◆ **Required work**
Copy out the spider mite RNAi text word for word, in full.

◆ **Excerpt**
+-------+

To understand biogenesis patterns and targets, we used available genome-wide data sets to examine RNAi pathways in a comprehensive way (Grbić et al. 2011). Our analysis shows that spider mites possess an unusual mix of RNAi factors. T. urticae not only has Rdrp but also a more diverse piRNA pathway. We also discovered five siRNA producing loci expressed in the gonad that target transposons and appear to trigger piRNA production. This is the opposite of what is seen in nematodes, which use piRNAs upstream of secondary siRNA production (Girard et al. 2007). Understanding the activity of these derived pathways will be critical for designing potent RNAi in spider mites as it resets expectations for the roles of different small RNA species in this organism's biology. Moreover, our study will benefit efforts to deploy RNAi in other chelicerates as many species in this subphylum possess Rdrp and supernumerary Piwis.

RESULTS AND DISCUSSION

Spider mite RNAi pathways and small RNA producing loci

To begin investigation of RNAi pathways in spider mites, we first examined Argonaute/Piwi effector proteins. Distinct Argonautes/Piwis mediate the biology of different classes of small RNAs. Beginning with existing annotations we manually curated thirteen Argonautes/Piwis in T. urticae using genomic and transcriptome data (Supplemental Table 1; Grbić et al. 2011). We then examined their relatedness to Argonautes/Piwis from deer tick, fruit fly, and C. elegans (Fig. 1A). We found that T. urticae Ago1 closely resembles miRNA associated Ago proteins. The remaining six Agos potentially work in siRNA pathways as they clustered with worm Alg-3, Alg-4, and fly Ago2 (Palmer and Jiggins 2015). Presence of six Piwis suggests more elaborate piRNA pathways in T. urticae.

+-------+

Stored data entries
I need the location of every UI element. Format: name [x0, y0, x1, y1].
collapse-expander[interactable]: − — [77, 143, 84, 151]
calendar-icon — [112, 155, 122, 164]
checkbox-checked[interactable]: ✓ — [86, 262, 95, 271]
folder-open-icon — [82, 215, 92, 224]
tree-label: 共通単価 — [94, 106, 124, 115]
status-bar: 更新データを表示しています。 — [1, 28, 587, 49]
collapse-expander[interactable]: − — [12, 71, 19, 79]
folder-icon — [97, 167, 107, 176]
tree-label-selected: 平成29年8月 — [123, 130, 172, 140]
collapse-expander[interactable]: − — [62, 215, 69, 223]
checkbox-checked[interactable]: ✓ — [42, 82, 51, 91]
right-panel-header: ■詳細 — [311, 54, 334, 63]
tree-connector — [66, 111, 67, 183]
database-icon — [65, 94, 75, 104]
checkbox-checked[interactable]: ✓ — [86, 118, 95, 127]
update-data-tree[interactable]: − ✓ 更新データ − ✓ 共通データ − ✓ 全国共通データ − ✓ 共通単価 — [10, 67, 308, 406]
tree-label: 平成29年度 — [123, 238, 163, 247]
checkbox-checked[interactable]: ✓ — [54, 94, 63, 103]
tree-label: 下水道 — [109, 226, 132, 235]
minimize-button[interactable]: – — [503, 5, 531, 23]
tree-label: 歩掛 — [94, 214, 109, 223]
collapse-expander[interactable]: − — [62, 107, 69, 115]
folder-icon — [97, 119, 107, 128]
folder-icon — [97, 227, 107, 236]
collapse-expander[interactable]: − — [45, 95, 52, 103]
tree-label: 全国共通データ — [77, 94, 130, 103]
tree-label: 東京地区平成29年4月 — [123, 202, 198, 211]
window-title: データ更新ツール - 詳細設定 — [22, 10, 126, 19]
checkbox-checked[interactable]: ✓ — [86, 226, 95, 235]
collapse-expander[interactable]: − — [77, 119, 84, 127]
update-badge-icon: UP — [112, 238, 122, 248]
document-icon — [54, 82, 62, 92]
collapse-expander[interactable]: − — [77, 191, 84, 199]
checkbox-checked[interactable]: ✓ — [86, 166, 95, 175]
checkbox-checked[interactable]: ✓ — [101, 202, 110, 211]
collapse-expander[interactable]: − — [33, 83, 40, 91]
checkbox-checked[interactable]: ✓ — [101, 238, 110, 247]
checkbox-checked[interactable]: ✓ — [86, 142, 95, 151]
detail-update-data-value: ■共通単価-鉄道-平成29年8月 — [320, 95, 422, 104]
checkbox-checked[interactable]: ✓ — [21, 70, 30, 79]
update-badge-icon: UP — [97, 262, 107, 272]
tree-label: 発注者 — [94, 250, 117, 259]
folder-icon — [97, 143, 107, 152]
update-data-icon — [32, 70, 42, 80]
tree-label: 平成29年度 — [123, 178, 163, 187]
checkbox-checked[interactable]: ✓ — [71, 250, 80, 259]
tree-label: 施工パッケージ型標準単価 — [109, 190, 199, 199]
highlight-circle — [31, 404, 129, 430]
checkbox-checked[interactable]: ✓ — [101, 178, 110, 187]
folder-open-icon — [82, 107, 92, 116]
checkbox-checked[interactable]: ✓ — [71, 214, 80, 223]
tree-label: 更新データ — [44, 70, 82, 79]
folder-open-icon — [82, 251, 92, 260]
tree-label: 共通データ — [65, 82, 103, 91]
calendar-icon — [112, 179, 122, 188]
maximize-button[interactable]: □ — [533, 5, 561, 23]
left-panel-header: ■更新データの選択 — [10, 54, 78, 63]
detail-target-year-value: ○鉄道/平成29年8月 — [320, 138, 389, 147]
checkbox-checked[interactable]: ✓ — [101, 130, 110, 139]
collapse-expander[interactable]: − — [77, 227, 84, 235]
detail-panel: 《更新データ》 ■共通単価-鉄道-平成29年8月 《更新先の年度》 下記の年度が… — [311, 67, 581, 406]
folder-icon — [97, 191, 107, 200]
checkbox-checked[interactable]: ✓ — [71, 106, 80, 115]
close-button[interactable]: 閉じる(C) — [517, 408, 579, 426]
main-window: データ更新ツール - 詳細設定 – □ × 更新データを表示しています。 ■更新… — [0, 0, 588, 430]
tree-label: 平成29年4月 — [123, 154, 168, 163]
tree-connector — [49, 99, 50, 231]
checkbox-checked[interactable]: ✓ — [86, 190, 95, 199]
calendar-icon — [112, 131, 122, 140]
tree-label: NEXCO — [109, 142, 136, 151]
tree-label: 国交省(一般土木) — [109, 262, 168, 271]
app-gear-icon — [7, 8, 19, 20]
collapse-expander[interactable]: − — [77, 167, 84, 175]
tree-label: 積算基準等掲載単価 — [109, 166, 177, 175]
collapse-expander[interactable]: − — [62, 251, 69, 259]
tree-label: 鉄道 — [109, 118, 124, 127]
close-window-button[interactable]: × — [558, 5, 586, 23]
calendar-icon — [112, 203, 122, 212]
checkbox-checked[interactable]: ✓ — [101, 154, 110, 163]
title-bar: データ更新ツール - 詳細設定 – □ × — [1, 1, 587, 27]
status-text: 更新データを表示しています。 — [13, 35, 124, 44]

+-------+

◆ **Task result**
To understand biogenesis patterns and targets, we used available genome-wide data sets to examine RNAi pathways in a comprehensive way (Grbić et al. 2011). Our analysis shows that spider mites possess an unusual mix of RNAi factors. T. urticae not only has Rdrp but also a more diverse piRNA pathway. We also discovered five siRNA producing loci expressed in the gonad that target transposons and appear to trigger piRNA production. This is the opposite of what is seen in nematodes, which use piRNAs upstream of secondary siRNA production (Girard et al. 2007). Understanding the activity of these derived pathways will be critical for designing potent RNAi in spider mites as it resets expectations for the roles of different small RNA species in this organism's biology. Moreover, our study will benefit efforts to deploy RNAi in other chelicerates as many species in this subphylum possess Rdrp and supernumerary Piwis.

RESULTS AND DISCUSSION

Spider mite RNAi pathways and small RNA producing loci

To begin investigation of RNAi pathways in spider mites, we first examined Argonaute/Piwi effector proteins. Distinct Argonautes/Piwis mediate the biology of different classes of small RNAs. Beginning with existing annotations we manually curated thirteen Argonautes/Piwis in T. urticae using genomic and transcriptome data (Supplemental Table 1; Grbić et al. 2011). We then examined their relatedness to Argonautes/Piwis from deer tick, fruit fly, and C. elegans (Fig. 1A). We found that T. urticae Ago1 closely resembles miRNA associated Ago proteins. The remaining six Agos potentially work in siRNA pathways as they clustered with worm Alg-3, Alg-4, and fly Ago2 (Palmer and Jiggins 2015). Presence of six Piwis suggests more elaborate piRNA pathways in T. urticae.